Copy out every line of the records where the string "intra" occurs.

— start —

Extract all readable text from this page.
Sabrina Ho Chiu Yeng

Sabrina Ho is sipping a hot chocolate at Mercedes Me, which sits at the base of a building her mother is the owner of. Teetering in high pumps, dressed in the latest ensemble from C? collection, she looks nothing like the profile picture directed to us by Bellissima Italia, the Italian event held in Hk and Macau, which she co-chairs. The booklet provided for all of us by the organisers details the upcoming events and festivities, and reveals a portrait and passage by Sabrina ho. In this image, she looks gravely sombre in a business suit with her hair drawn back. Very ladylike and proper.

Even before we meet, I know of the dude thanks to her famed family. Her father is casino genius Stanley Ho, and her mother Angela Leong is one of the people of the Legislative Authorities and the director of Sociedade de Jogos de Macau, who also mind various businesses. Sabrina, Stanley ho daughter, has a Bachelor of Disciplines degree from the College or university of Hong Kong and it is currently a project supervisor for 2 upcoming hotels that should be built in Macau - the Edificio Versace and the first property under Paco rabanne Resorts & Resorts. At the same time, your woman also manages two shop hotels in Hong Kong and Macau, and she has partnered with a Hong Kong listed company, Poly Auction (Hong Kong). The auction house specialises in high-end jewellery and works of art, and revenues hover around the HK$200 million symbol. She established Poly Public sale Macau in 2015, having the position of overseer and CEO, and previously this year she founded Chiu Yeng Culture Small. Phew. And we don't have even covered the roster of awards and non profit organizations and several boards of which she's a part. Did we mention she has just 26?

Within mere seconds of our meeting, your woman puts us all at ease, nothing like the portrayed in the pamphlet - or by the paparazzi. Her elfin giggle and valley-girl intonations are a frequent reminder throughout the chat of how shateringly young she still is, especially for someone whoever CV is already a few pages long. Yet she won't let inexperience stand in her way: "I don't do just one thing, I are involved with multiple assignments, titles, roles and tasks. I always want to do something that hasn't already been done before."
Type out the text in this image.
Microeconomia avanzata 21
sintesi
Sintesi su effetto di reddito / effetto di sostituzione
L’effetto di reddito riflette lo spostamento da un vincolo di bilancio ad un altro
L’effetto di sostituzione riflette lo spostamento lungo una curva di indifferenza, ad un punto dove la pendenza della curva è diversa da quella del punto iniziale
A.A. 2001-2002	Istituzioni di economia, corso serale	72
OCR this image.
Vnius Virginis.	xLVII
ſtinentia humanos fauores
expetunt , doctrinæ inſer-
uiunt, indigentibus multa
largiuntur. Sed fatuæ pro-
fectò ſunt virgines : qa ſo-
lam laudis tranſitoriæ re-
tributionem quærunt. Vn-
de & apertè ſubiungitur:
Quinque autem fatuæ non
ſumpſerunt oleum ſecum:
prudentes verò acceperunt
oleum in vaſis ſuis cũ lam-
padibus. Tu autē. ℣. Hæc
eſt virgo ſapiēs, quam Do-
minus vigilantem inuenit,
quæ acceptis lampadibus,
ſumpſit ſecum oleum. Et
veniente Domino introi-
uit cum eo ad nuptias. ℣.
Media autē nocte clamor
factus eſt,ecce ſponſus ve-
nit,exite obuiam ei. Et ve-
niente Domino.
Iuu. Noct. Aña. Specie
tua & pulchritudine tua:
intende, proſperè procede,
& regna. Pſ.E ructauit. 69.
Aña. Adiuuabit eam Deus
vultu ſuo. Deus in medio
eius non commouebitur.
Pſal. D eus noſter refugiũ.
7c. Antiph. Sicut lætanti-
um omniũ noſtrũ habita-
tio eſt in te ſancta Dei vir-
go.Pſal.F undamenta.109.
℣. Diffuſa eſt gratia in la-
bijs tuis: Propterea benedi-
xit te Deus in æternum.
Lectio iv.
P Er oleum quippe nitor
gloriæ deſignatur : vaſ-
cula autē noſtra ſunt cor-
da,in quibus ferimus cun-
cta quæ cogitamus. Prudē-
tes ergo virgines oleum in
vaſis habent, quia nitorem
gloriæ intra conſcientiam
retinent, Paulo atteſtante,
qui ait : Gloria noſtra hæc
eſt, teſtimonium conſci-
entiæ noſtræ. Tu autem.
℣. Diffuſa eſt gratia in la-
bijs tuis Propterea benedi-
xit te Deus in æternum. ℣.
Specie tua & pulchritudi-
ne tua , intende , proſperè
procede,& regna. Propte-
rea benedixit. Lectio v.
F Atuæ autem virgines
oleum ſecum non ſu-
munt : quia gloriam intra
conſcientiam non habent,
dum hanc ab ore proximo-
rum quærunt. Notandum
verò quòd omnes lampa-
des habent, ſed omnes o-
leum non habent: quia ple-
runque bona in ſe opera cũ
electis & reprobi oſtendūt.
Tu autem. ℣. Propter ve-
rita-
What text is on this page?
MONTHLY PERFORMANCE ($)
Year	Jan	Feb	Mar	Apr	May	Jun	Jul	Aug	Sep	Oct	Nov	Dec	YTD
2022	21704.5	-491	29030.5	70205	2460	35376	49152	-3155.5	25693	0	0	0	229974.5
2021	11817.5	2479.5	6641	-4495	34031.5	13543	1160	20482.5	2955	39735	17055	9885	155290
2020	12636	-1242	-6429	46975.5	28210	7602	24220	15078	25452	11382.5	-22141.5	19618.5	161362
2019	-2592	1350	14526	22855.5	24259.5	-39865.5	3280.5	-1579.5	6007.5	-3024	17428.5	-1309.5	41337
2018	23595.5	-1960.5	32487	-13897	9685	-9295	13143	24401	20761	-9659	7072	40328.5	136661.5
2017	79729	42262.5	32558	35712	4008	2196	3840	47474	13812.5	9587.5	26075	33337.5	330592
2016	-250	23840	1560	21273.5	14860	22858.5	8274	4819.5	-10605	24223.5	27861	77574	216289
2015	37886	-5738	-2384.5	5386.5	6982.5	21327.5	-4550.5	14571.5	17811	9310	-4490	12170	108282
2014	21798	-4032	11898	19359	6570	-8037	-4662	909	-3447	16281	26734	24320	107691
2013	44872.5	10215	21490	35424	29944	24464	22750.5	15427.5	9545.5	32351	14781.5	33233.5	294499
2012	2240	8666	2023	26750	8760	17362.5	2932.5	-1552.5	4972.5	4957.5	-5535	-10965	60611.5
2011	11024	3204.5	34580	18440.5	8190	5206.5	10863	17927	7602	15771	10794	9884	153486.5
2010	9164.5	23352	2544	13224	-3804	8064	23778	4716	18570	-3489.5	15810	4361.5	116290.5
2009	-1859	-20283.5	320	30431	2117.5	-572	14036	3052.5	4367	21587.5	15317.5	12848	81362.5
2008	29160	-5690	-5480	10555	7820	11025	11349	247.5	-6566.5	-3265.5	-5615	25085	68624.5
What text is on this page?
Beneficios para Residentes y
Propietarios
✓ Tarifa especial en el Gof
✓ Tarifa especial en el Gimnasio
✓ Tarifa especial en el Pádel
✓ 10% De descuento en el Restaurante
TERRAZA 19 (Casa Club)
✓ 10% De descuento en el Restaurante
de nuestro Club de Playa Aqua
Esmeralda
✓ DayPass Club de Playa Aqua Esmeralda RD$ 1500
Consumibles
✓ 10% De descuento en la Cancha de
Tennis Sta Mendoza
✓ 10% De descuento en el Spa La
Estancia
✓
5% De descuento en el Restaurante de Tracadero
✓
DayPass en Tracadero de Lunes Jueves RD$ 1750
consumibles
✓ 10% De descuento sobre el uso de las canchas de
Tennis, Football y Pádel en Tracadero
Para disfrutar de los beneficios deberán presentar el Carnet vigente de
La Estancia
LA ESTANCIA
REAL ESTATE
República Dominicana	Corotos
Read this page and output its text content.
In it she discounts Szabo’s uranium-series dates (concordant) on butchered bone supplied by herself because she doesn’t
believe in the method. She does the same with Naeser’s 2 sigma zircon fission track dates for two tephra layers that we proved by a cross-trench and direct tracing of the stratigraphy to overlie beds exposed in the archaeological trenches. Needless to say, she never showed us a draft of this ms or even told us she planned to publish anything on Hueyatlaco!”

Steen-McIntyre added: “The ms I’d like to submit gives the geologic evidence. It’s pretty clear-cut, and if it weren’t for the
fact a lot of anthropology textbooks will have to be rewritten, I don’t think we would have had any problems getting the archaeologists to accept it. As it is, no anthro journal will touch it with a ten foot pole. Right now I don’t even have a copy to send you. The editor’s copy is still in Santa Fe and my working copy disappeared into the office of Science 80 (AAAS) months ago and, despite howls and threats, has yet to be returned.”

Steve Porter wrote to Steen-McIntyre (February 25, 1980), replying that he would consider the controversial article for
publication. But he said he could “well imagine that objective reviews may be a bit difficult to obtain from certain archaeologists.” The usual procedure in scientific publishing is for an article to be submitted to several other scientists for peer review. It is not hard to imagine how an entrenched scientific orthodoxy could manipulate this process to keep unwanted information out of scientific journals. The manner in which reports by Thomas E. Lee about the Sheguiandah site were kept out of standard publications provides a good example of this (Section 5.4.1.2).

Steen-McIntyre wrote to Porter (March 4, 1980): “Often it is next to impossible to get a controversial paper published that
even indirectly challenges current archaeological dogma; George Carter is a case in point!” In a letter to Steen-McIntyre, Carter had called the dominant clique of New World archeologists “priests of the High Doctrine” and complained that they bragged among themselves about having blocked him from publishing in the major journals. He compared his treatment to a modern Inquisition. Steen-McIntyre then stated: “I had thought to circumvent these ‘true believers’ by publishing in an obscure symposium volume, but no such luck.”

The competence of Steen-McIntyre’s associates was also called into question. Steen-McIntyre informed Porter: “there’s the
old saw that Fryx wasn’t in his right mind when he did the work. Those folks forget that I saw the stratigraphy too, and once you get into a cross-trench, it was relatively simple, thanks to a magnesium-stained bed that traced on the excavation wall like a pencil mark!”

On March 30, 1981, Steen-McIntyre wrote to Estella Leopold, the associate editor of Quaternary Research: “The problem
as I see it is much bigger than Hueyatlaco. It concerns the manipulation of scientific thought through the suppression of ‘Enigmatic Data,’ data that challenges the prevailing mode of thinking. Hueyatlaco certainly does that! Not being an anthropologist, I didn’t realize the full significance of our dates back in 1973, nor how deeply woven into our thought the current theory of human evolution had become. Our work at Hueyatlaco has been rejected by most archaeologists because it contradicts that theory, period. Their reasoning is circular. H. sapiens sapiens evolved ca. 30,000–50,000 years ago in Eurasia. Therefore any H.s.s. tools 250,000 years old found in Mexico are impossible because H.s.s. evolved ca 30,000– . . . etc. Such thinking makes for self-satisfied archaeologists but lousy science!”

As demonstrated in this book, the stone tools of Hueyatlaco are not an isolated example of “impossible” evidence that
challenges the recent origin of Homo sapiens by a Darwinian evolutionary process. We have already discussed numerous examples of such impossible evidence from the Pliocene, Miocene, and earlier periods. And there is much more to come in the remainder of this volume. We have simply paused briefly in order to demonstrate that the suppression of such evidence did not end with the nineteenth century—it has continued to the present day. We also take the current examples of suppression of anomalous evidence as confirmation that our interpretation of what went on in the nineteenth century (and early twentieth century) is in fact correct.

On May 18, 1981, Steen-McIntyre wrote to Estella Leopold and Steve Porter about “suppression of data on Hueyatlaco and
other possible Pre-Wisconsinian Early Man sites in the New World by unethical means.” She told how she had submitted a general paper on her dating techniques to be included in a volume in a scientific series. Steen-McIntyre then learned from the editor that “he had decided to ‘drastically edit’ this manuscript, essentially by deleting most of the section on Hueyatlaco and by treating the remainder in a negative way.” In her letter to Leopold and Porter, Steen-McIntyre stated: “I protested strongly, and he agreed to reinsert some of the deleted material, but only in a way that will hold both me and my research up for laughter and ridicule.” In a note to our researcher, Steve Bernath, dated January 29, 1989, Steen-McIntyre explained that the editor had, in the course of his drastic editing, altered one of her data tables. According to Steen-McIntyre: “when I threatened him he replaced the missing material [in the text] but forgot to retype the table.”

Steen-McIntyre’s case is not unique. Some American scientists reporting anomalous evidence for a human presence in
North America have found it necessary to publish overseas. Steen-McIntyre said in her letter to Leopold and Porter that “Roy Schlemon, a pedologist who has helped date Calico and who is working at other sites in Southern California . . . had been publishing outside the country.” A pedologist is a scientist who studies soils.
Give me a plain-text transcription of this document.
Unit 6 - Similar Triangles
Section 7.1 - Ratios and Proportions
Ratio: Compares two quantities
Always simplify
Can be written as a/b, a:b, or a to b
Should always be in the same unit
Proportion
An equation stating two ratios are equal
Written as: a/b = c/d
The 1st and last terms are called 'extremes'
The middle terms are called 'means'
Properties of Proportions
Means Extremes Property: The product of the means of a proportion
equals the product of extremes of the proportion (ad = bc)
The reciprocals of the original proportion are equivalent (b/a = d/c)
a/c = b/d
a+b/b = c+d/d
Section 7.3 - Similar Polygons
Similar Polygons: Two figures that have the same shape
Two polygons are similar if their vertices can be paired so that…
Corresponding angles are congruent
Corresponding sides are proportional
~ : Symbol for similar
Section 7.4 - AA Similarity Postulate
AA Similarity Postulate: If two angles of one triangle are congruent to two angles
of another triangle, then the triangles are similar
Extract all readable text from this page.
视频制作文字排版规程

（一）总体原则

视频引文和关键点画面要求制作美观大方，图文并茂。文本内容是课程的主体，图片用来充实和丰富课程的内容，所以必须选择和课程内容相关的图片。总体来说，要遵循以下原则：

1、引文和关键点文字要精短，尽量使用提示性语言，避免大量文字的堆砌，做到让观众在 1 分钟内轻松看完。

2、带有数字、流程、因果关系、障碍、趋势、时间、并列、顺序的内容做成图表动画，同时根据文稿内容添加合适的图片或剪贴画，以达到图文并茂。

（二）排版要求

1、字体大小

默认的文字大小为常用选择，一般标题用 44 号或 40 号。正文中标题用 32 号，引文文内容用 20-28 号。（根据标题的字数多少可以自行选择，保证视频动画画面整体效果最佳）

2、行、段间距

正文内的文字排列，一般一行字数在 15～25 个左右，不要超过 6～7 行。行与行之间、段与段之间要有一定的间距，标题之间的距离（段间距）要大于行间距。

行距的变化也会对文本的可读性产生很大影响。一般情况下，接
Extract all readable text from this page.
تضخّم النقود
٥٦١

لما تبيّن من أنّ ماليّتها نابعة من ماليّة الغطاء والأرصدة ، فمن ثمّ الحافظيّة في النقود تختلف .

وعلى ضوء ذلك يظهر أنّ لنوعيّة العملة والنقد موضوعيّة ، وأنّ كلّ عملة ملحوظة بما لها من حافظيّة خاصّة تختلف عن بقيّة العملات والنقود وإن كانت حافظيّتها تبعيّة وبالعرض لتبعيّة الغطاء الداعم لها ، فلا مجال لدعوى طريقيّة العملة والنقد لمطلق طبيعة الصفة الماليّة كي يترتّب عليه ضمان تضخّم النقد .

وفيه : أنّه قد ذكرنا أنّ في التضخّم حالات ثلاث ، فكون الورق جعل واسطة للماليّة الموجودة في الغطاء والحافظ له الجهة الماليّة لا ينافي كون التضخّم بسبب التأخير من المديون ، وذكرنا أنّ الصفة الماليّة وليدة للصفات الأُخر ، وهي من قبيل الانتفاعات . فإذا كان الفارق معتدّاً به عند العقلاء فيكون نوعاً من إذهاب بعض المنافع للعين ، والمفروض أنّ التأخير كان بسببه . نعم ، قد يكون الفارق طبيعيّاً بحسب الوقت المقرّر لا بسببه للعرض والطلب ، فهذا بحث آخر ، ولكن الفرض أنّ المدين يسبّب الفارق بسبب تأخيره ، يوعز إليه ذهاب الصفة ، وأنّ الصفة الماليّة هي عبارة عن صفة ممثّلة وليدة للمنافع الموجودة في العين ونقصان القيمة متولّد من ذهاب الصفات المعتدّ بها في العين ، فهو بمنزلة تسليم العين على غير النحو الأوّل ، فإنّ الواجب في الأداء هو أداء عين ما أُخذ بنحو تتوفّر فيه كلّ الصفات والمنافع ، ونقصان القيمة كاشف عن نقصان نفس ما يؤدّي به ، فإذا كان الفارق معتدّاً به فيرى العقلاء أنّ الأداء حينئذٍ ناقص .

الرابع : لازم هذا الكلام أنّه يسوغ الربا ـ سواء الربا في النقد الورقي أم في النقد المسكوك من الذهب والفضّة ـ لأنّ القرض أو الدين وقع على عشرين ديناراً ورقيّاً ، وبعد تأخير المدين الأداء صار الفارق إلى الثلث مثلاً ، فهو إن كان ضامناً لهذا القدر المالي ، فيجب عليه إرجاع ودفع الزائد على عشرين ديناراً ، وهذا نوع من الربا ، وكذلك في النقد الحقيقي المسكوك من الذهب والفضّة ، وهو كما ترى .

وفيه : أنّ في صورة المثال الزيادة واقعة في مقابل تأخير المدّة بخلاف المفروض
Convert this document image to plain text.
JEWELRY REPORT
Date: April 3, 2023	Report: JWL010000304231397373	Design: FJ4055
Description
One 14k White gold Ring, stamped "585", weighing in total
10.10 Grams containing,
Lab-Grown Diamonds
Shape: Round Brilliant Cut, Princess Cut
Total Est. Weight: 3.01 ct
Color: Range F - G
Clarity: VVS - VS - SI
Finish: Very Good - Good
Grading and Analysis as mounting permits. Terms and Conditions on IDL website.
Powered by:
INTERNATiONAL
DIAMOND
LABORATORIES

— end —

* **Solution for this exercise**:
gloriæ intra conſcientiam
munt : quia gloriam intra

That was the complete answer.